>> start Working data

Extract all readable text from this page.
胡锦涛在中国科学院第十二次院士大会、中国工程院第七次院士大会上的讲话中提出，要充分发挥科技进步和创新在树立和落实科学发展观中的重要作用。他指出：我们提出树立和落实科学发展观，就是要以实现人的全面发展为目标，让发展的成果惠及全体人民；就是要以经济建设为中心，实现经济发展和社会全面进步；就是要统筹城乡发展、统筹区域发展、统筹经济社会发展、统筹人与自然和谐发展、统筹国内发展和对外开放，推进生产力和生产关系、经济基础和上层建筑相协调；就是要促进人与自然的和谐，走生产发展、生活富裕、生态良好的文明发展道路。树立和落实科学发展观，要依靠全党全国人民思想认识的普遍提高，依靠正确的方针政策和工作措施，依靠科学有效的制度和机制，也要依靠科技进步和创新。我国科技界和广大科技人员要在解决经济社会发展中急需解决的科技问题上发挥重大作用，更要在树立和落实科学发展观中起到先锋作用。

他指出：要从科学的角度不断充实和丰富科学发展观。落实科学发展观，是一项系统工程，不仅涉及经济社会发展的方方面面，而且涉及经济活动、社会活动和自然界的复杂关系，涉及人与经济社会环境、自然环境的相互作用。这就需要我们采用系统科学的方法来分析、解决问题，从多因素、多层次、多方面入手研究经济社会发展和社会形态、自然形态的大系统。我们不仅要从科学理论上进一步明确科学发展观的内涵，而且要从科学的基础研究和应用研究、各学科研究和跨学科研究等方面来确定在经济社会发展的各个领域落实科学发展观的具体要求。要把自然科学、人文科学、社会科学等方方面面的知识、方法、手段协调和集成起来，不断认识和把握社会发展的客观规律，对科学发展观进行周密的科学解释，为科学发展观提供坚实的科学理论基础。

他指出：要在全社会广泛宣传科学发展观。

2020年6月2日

>> end Working data

*What the exercise asks*. Go through the entries and repeat each one exactly.

*Task solution*.
Extract all readable text from this page.
胡锦涛在中国科学院第十二次院士大会、中国工程院第七次院士大会上的讲话中提出，要充分发挥科技进步和创新在树立和落实科学发展观中的重要作用。他指出：我们提出树立和落实科学发展观，就是要以实现人的全面发展为目标，让发展的成果惠及全体人民；就是要以经济建设为中心，实现经济发展和社会全面进步；就是要统筹城乡发展、统筹区域发展、统筹经济社会发展、统筹人与自然和谐发展、统筹国内发展和对外开放，推进生产力和生产关系、经济基础和上层建筑相协调；就是要促进人与自然的和谐，走生产发展、生活富裕、生态良好的文明发展道路。树立和落实科学发展观，要依靠全党全国人民思想认识的普遍提高，依靠正确的方针政策和工作措施，依靠科学有效的制度和机制，也要依靠科技进步和创新。我国科技界和广大科技人员要在解决经济社会发展中急需解决的科技问题上发挥重大作用，更要在树立和落实科学发展观中起到先锋作用。

他指出：要从科学的角度不断充实和丰富科学发展观。落实科学发展观，是一项系统工程，不仅涉及经济社会发展的方方面面，而且涉及经济活动、社会活动和自然界的复杂关系，涉及人与经济社会环境、自然环境的相互作用。这就需要我们采用系统科学的方法来分析、解决问题，从多因素、多层次、多方面入手研究经济社会发展和社会形态、自然形态的大系统。我们不仅要从科学理论上进一步明确科学发展观的内涵，而且要从科学的基础研究和应用研究、各学科研究和跨学科研究等方面来确定在经济社会发展的各个领域落实科学发展观的具体要求。要把自然科学、人文科学、社会科学等方方面面的知识、方法、手段协调和集成起来，不断认识和把握社会发展的客观规律，对科学发展观进行周密的科学解释，为科学发展观提供坚实的科学理论基础。

他指出：要在全社会广泛宣传科学发展观。

2020年6月2日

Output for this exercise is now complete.